**Data shown:**
= = =
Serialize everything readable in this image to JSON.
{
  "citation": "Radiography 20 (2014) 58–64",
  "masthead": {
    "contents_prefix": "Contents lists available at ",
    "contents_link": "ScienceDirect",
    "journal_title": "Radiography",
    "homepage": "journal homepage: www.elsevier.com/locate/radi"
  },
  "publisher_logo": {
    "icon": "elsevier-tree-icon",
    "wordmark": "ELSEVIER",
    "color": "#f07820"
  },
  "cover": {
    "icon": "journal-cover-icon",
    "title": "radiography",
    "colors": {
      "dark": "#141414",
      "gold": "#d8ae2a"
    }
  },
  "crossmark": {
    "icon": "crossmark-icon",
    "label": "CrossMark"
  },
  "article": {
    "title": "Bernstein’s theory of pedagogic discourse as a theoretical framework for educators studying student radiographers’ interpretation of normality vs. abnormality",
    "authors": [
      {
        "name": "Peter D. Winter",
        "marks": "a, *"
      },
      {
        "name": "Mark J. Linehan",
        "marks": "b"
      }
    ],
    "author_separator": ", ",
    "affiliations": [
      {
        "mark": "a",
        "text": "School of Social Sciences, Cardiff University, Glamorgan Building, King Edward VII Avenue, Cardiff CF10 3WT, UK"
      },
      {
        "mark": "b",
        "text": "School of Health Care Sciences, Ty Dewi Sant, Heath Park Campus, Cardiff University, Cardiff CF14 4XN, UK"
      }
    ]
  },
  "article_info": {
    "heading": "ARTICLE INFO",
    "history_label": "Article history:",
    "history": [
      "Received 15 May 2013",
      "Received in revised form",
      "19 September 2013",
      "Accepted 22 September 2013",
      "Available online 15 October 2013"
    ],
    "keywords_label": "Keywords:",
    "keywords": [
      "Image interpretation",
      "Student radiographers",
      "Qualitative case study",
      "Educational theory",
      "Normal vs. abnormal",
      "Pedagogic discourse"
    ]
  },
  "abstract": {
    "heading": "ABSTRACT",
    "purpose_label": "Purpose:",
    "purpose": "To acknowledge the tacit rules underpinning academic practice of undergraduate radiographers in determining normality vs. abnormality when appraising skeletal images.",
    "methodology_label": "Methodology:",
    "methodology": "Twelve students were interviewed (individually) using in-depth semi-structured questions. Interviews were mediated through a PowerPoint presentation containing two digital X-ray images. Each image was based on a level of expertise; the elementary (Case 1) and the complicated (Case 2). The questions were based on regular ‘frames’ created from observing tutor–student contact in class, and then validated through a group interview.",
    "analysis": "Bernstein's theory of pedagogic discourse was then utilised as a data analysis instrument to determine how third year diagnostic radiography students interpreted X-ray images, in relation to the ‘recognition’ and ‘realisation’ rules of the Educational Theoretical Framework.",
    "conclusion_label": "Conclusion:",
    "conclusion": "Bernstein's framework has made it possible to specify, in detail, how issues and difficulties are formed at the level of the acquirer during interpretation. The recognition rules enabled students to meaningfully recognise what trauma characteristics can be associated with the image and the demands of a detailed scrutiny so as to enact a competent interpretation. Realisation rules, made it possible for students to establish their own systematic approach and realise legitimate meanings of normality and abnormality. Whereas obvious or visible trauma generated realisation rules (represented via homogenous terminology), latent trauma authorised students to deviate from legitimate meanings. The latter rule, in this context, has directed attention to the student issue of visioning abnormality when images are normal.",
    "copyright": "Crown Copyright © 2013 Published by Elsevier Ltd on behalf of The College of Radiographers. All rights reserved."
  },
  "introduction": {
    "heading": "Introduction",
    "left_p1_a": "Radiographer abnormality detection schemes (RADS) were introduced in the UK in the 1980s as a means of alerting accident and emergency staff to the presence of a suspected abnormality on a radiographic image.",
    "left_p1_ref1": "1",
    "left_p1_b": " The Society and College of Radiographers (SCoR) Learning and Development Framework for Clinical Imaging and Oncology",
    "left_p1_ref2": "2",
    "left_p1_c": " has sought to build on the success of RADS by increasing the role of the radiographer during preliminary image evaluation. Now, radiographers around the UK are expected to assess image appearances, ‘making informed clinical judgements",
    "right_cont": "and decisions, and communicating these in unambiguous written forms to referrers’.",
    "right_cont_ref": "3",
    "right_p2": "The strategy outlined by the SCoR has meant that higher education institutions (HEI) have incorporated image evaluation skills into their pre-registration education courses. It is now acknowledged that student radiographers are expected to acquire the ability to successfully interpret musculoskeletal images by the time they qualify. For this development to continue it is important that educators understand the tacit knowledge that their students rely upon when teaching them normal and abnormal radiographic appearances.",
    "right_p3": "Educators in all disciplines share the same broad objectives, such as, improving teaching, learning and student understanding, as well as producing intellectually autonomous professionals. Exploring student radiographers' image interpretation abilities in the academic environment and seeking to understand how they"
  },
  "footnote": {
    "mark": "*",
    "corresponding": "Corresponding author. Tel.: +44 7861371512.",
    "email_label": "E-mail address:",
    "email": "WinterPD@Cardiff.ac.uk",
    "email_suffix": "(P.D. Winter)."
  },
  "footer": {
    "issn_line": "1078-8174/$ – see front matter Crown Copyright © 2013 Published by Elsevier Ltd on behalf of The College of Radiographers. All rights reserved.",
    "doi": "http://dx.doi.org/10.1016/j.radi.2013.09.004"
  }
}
= = =
**Task:** Quote the whole listing above, leaving nothing out.

**Answer for the task:**
Serialize everything readable in this image to JSON.
{
  "citation": "Radiography 20 (2014) 58–64",
  "masthead": {
    "contents_prefix": "Contents lists available at ",
    "contents_link": "ScienceDirect",
    "journal_title": "Radiography",
    "homepage": "journal homepage: www.elsevier.com/locate/radi"
  },
  "publisher_logo": {
    "icon": "elsevier-tree-icon",
    "wordmark": "ELSEVIER",
    "color": "#f07820"
  },
  "cover": {
    "icon": "journal-cover-icon",
    "title": "radiography",
    "colors": {
      "dark": "#141414",
      "gold": "#d8ae2a"
    }
  },
  "crossmark": {
    "icon": "crossmark-icon",
    "label": "CrossMark"
  },
  "article": {
    "title": "Bernstein’s theory of pedagogic discourse as a theoretical framework for educators studying student radiographers’ interpretation of normality vs. abnormality",
    "authors": [
      {
        "name": "Peter D. Winter",
        "marks": "a, *"
      },
      {
        "name": "Mark J. Linehan",
        "marks": "b"
      }
    ],
    "author_separator": ", ",
    "affiliations": [
      {
        "mark": "a",
        "text": "School of Social Sciences, Cardiff University, Glamorgan Building, King Edward VII Avenue, Cardiff CF10 3WT, UK"
      },
      {
        "mark": "b",
        "text": "School of Health Care Sciences, Ty Dewi Sant, Heath Park Campus, Cardiff University, Cardiff CF14 4XN, UK"
      }
    ]
  },
  "article_info": {
    "heading": "ARTICLE INFO",
    "history_label": "Article history:",
    "history": [
      "Received 15 May 2013",
      "Received in revised form",
      "19 September 2013",
      "Accepted 22 September 2013",
      "Available online 15 October 2013"
    ],
    "keywords_label": "Keywords:",
    "keywords": [
      "Image interpretation",
      "Student radiographers",
      "Qualitative case study",
      "Educational theory",
      "Normal vs. abnormal",
      "Pedagogic discourse"
    ]
  },
  "abstract": {
    "heading": "ABSTRACT",
    "purpose_label": "Purpose:",
    "purpose": "To acknowledge the tacit rules underpinning academic practice of undergraduate radiographers in determining normality vs. abnormality when appraising skeletal images.",
    "methodology_label": "Methodology:",
    "methodology": "Twelve students were interviewed (individually) using in-depth semi-structured questions. Interviews were mediated through a PowerPoint presentation containing two digital X-ray images. Each image was based on a level of expertise; the elementary (Case 1) and the complicated (Case 2). The questions were based on regular ‘frames’ created from observing tutor–student contact in class, and then validated through a group interview.",
    "analysis": "Bernstein's theory of pedagogic discourse was then utilised as a data analysis instrument to determine how third year diagnostic radiography students interpreted X-ray images, in relation to the ‘recognition’ and ‘realisation’ rules of the Educational Theoretical Framework.",
    "conclusion_label": "Conclusion:",
    "conclusion": "Bernstein's framework has made it possible to specify, in detail, how issues and difficulties are formed at the level of the acquirer during interpretation. The recognition rules enabled students to meaningfully recognise what trauma characteristics can be associated with the image and the demands of a detailed scrutiny so as to enact a competent interpretation. Realisation rules, made it possible for students to establish their own systematic approach and realise legitimate meanings of normality and abnormality. Whereas obvious or visible trauma generated realisation rules (represented via homogenous terminology), latent trauma authorised students to deviate from legitimate meanings. The latter rule, in this context, has directed attention to the student issue of visioning abnormality when images are normal.",
    "copyright": "Crown Copyright © 2013 Published by Elsevier Ltd on behalf of The College of Radiographers. All rights reserved."
  },
  "introduction": {
    "heading": "Introduction",
    "left_p1_a": "Radiographer abnormality detection schemes (RADS) were introduced in the UK in the 1980s as a means of alerting accident and emergency staff to the presence of a suspected abnormality on a radiographic image.",
    "left_p1_ref1": "1",
    "left_p1_b": " The Society and College of Radiographers (SCoR) Learning and Development Framework for Clinical Imaging and Oncology",
    "left_p1_ref2": "2",
    "left_p1_c": " has sought to build on the success of RADS by increasing the role of the radiographer during preliminary image evaluation. Now, radiographers around the UK are expected to assess image appearances, ‘making informed clinical judgements",
    "right_cont": "and decisions, and communicating these in unambiguous written forms to referrers’.",
    "right_cont_ref": "3",
    "right_p2": "The strategy outlined by the SCoR has meant that higher education institutions (HEI) have incorporated image evaluation skills into their pre-registration education courses. It is now acknowledged that student radiographers are expected to acquire the ability to successfully interpret musculoskeletal images by the time they qualify. For this development to continue it is important that educators understand the tacit knowledge that their students rely upon when teaching them normal and abnormal radiographic appearances.",
    "right_p3": "Educators in all disciplines share the same broad objectives, such as, improving teaching, learning and student understanding, as well as producing intellectually autonomous professionals. Exploring student radiographers' image interpretation abilities in the academic environment and seeking to understand how they"
  },
  "footnote": {
    "mark": "*",
    "corresponding": "Corresponding author. Tel.: +44 7861371512.",
    "email_label": "E-mail address:",
    "email": "WinterPD@Cardiff.ac.uk",
    "email_suffix": "(P.D. Winter)."
  },
  "footer": {
    "issn_line": "1078-8174/$ – see front matter Crown Copyright © 2013 Published by Elsevier Ltd on behalf of The College of Radiographers. All rights reserved.",
    "doi": "http://dx.doi.org/10.1016/j.radi.2013.09.004"
  }
}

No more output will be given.